What this exercise asks —
**1)** Reproduce the passage of the English–Polish translation notebook starting at "Go to this URL" and ending at "europarl_en = f.read()".
**2)** In the English–Polish translation notebook, why is each vocabulary size set to the tokenizer's vocabulary size plus 2?
**3)** Pick up the English–Polish translation notebook where it stops and continue it.

Excerpted text —
□ □ □ □ □ □ □
In [2]:
import numpy as np
import pandas as pd
import math
from google.colab import drive
%tensorflow_version 2.x
import tensorflow as tf
import time

TensorFlow 2.x selected.


In [0]:
from tensorflow.keras import layers
import tensorflow_datasets as tfds

In [4]:
drive.mount('/content/drive')

Go to this URL in a browser: https://accounts.google.com/o/oauth2/auth?client_id=947318989803-6bn6qk8qdgf4n4g3pfee6491hc0brc4i.apps.googleusercontent.com&redirect_uri=urn%3aietf%3awg%3aoauth%3a2.0%3aoob&response_type=code&scope=email%20https%3a%2f%2fwww.googleapis.com%2fauth%2fdocs.test%20https%3a%2f%2fwww.googleapis.com%2fauth%2fdrive%20https%3a%2f%2fwww.googleapis.com%2fauth%2fdrive.photos.readonly%20https%3a%2f%2fwww.googleapis.com%2fauth%2fpeopleapi.readonly

Enter your authorization code:
··········
Mounted at /content/drive


In [0]:
with open("/content/drive/My Drive/Transformers/europarl-v7.pl-en.en", mode="r", encoding="utf-8") as f:
    europarl_en = f.read()

with open("/content/drive/My Drive/Transformers/europarl-v7.pl-en.pl", mode="r", encoding="utf-8") as f:
    europarl_pl = f.read()

corpus_en = europarl_en.split("\n")
corpus_pl = europarl_pl.split("\n")


In [0]:
tokenizer_en = tfds.features.text.SubwordTextEncoder.build_from_corpus(corpus_en, target_vocab_size=1e13)
tokenizer_pl = tfds.features.text.SubwordTextEncoder.build_from_corpus(corpus_pl, target_vocab_size=1e13)


In [0]:
vocab_size_en = tokenizer_en.vocab_size + 2
vocab_size_pl = tokenizer_pl.vocab_size + 2

In [0]:
inputs = [[vocab_size_en - 2] + tokenizer_en.encode(sentence) + [vocab_size_en - 1] for sentence in corpus_en]
outputs = [[vocab_size_pl - 2] + tokenizer_pl.encode(sentence) + [vocab_size_pl - 1] for sentence in corpus_pl]

In [0]:
max_length = 20
idx_to_remove = [count for count, sent in enumerate(inputs) if len(sent) > max_length]
for idx in reversed(idx_to_remove):
    del inputs[idx]
    del outputs[idx]

idx_to_remove = [count for count, sent in enumerate(outputs) if len(sent) > max_length]
for idx in reversed(idx_to_remove):
    del inputs[idx]
    del outputs[idx]



In [0]:
inputs = tf.keras.preprocessing.sequence.pad_sequences(inputs, value=0, padding="post", maxlen=max_length)
□ □ □ □ □ □ □
Material supplied —
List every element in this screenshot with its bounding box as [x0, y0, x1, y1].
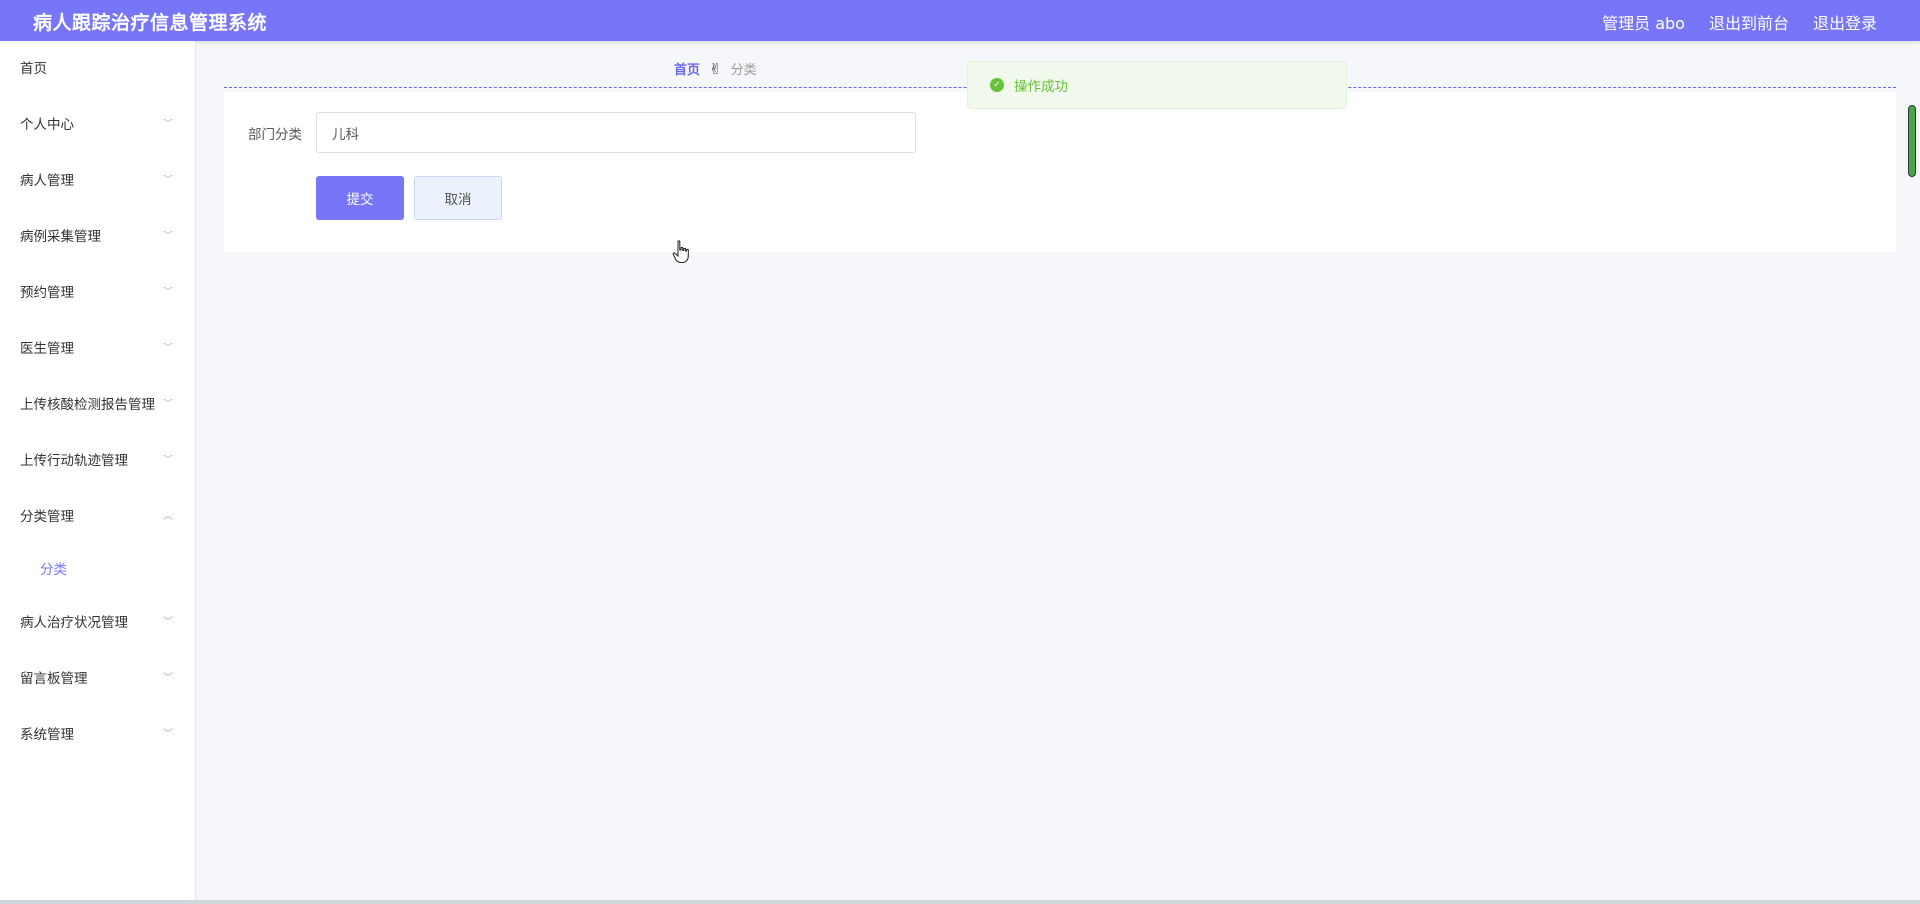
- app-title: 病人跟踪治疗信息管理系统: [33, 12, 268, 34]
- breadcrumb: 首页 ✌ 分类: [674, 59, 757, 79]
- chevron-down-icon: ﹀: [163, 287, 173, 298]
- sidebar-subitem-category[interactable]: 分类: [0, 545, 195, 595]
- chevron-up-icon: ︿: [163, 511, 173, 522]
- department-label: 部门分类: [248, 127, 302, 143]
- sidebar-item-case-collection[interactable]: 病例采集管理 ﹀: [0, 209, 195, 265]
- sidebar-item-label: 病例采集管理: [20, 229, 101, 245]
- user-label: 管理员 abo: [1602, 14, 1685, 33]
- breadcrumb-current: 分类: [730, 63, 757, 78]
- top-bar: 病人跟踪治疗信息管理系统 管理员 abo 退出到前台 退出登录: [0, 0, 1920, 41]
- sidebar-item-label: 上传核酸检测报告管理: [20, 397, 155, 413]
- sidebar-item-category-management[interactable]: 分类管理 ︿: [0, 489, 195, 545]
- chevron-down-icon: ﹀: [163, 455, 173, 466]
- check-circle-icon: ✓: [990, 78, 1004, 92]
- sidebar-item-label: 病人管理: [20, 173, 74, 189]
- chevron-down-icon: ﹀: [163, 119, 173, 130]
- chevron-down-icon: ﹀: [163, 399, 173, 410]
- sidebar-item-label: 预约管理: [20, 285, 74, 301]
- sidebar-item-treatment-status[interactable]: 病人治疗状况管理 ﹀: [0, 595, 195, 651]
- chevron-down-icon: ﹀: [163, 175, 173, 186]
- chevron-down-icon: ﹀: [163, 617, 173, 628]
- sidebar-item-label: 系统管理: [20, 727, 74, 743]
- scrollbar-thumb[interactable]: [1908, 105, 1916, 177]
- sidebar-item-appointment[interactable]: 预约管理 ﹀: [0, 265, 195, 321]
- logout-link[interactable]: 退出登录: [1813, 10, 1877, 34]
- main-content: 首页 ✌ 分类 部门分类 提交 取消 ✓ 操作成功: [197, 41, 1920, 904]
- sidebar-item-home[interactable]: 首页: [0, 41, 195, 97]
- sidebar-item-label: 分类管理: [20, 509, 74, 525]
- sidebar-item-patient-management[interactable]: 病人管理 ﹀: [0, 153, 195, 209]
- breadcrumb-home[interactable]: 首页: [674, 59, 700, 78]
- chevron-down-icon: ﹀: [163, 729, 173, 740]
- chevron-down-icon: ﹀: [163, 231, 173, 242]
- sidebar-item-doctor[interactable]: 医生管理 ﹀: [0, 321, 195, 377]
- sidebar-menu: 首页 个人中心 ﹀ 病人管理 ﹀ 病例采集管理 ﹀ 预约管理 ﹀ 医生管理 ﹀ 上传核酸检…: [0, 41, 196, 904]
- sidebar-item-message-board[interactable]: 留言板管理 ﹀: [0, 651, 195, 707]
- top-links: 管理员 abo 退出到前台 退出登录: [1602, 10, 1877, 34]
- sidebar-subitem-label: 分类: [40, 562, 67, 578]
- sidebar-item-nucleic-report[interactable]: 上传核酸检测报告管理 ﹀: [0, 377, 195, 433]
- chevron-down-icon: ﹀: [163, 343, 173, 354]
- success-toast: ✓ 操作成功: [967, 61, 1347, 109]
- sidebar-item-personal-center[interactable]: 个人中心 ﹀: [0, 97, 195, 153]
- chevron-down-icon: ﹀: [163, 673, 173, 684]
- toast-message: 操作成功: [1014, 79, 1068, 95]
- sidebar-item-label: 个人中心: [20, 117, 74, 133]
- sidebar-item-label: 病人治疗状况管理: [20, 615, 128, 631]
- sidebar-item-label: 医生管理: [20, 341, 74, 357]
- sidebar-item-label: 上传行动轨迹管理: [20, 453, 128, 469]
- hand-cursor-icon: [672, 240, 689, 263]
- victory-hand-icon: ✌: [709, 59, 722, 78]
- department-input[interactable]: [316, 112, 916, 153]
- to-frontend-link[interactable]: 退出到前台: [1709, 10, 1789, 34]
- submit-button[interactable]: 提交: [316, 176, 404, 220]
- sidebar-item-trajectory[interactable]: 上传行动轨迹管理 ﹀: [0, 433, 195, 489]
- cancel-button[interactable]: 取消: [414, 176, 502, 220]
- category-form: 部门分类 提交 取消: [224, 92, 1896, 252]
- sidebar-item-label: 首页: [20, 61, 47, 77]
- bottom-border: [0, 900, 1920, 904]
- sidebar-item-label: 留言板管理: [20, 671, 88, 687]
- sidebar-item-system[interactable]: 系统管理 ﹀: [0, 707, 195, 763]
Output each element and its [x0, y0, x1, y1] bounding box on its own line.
□ □ □ □ □ □ □
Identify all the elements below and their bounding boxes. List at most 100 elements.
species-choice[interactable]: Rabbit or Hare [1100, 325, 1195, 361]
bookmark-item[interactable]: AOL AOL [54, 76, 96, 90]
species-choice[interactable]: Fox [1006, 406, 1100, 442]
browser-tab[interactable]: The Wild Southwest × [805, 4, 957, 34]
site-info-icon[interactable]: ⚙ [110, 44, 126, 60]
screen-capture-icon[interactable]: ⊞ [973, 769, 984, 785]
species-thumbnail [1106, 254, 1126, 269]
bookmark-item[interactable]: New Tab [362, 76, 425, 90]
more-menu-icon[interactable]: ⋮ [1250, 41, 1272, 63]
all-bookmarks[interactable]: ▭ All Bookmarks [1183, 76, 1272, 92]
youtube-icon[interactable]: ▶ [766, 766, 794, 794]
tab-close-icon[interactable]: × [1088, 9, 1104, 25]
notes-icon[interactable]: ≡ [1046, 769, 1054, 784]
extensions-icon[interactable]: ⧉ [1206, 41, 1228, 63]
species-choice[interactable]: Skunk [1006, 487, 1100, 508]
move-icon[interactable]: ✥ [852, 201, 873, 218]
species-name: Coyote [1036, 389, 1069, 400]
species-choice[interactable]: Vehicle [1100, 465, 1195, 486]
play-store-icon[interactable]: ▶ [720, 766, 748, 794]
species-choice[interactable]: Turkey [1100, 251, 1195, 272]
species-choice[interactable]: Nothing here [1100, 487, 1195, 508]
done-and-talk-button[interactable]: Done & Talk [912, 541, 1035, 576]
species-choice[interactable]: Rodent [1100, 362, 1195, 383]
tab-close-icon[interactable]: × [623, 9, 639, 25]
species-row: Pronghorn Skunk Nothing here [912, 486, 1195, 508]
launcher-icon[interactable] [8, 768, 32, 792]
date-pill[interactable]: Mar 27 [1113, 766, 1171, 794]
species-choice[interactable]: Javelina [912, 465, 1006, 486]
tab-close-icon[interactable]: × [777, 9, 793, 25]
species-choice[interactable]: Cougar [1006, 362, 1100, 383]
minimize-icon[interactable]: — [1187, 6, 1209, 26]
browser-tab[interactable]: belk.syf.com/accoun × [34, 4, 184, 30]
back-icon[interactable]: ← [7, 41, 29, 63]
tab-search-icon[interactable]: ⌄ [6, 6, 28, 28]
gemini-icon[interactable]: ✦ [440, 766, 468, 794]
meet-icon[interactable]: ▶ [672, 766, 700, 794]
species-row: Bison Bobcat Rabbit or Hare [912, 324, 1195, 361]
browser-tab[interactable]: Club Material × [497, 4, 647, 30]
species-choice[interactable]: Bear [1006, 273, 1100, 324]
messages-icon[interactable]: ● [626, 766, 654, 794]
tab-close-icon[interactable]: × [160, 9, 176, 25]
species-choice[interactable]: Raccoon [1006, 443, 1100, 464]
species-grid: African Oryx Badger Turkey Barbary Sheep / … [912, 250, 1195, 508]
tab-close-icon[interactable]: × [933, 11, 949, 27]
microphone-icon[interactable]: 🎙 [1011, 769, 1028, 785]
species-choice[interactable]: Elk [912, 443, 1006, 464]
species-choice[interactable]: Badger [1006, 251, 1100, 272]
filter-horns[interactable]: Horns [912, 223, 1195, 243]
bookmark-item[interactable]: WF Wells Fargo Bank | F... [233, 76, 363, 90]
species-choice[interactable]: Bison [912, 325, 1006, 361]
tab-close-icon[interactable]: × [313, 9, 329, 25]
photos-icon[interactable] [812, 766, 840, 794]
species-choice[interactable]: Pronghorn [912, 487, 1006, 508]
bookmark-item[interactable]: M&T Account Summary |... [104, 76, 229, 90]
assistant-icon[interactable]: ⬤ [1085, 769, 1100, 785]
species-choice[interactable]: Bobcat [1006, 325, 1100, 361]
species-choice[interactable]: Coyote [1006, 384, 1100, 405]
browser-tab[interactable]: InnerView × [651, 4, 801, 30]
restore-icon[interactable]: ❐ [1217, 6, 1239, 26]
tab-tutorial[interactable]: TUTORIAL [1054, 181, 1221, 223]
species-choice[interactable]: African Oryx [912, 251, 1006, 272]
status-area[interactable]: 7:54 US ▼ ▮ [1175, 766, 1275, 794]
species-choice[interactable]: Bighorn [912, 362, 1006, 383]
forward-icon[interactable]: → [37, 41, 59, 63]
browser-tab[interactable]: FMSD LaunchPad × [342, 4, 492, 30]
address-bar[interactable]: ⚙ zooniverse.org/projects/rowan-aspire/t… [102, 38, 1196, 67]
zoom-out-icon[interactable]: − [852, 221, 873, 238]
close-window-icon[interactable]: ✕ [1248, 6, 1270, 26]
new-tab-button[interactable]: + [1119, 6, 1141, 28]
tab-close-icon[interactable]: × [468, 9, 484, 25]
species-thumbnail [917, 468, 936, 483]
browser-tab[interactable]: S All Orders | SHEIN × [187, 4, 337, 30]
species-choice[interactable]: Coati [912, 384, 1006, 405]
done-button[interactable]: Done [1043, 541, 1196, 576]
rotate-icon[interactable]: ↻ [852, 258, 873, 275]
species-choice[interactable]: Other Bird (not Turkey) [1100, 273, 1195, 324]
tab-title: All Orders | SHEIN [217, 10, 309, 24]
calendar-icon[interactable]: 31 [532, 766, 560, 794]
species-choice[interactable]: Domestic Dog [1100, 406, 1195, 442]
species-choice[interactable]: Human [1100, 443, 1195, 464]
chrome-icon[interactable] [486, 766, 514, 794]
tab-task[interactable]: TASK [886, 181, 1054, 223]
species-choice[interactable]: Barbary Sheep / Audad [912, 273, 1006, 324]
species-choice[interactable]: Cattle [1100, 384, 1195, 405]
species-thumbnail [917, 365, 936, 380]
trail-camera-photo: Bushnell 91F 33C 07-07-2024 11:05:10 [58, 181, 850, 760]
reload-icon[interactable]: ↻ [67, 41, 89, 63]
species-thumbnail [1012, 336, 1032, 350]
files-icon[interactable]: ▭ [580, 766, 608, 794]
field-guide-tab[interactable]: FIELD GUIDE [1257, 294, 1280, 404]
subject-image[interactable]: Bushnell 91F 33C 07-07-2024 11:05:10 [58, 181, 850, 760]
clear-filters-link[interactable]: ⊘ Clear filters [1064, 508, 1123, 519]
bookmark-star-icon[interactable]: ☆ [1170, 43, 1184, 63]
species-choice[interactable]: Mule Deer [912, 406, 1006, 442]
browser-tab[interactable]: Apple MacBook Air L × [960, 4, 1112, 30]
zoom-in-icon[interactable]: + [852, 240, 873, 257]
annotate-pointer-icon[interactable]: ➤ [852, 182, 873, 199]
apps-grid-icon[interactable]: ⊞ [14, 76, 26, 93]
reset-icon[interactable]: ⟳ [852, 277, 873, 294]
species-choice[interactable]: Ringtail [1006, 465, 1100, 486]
□ □ □ □ □ □ □
Written answers —
**1)**
Go to this URL in a browser: https://accounts.google.com/o/oauth2/auth?client_id=947318989803-6bn6qk8qdgf4n4g3pfee6491hc0brc4i.apps.googleusercontent.com&redirect_uri=urn%3aietf%3awg%3aoauth%3a2.0%3aoob&response_type=code&scope=email%20https%3a%2f%2fwww.googleapis.com%2fauth%2fdocs.test%20https%3a%2f%2fwww.googleapis.com%2fauth%2fdrive%20https%3a%2f%2fwww.googleapis.com%2fauth%2fdrive.photos.readonly%20https%3a%2f%2fwww.googleapis.com%2fauth%2fpeopleapi.readonly

Enter your authorization code:
··········
Mounted at /content/drive


In [0]:
with open("/content/drive/My Drive/Transformers/europarl-v7.pl-en.en", mode="r", encoding="utf-8") as f:
    europarl_en = f.read()

**2)** Two extra token ids are needed beyond the tokenizer's vocabulary. When the sentences are encoded, the id vocab_size - 2 is placed at the start of every sentence and the id vocab_size - 1 at its end, for both the English inputs and the Polish outputs.

**3)**
outputs = tf.keras.preprocessing.sequence.pad_sequences(outputs, value=0, padding="post", maxlen=max_length)

In [0]:
batch_size = 64
buffer_size = 20000

dataset = tf.data.Dataset.from_tensor_slices((inputs, outputs))

dataset = dataset.cache()
dataset = dataset.shuffle(buffer_size).batch(batch_size)
dataset = dataset.prefetch(tf.data.experimental.AUTOTUNE)

In [0]:
class PositionalEncoding(layers.Layer):

    def __init__(self):
        super().__init__()

    def get_angles(self, pos, i, d_model):
        angles = 1/np.power(10000., (2*(i//2))/np.float32(d_model))
        return pos*angles

    def call(self, inputs):
        seq_length = inputs.shape.as_list()[-2]
        d_model = inputs.shape.as_list()[-1]
        angles = self.get_angles(np.arange(seq_length)[:, np.newaxis],
                                 np.arange(d_model)[np.newaxis, :],
                                 d_model)
        
        angles[:, 0::2] = np.sin(angles[:, 0::2])
        angles[:, 1::2] = np.cos(angles[:, 1::2])
        pos_encoding = angles[np.newaxis, ...]
        return inputs + tf.cast(pos_encoding, tf.float32)


In [0]:
def scaled_dot_product_attention(queries, keys, values, mask):
    product = tf.matmul(queries, keys, transpose_b=True)

    keys_dim = tf.cast(tf.shape(keys)[-1], tf.float32)
    scaled_product = product/tf.math.sqrt(tf.cast(keys_dim, tf.float32))

    if mask is not None:
        scaled_product += (mask * -1e9)

    attention = tf.matmul(tf.nn.softmax(scaled_product, axis=-1), values)

    return attention


In [0]:
class MultiHeadAttention(layers.Layer):
    def __init__(self, n_heads):
        super().__init__()
        self.n_heads = n_heads

    def build(self, input_shape):
        self.d_model = input_shape[-1]
        assert self.d_model % self.n_heads == 0

        self.d_heads = self.d_model // self.n_heads

        self.dense_q = layers.Dense(units=self.d_model)
        self.dense_k = layers.Dense(units=self.d_model)
        self.dense_v = layers.Dense(units=self.d_model)

        self.output_ffn = layers.Dense(units=self.d_model)

    def split_heads(self, inputs, batch_size):
        shape = (batch_size,
                 -1,
                 self.n_heads,
                 self.d_heads)
        
        splitted_inputs = tf.reshape(inputs, shape=shape)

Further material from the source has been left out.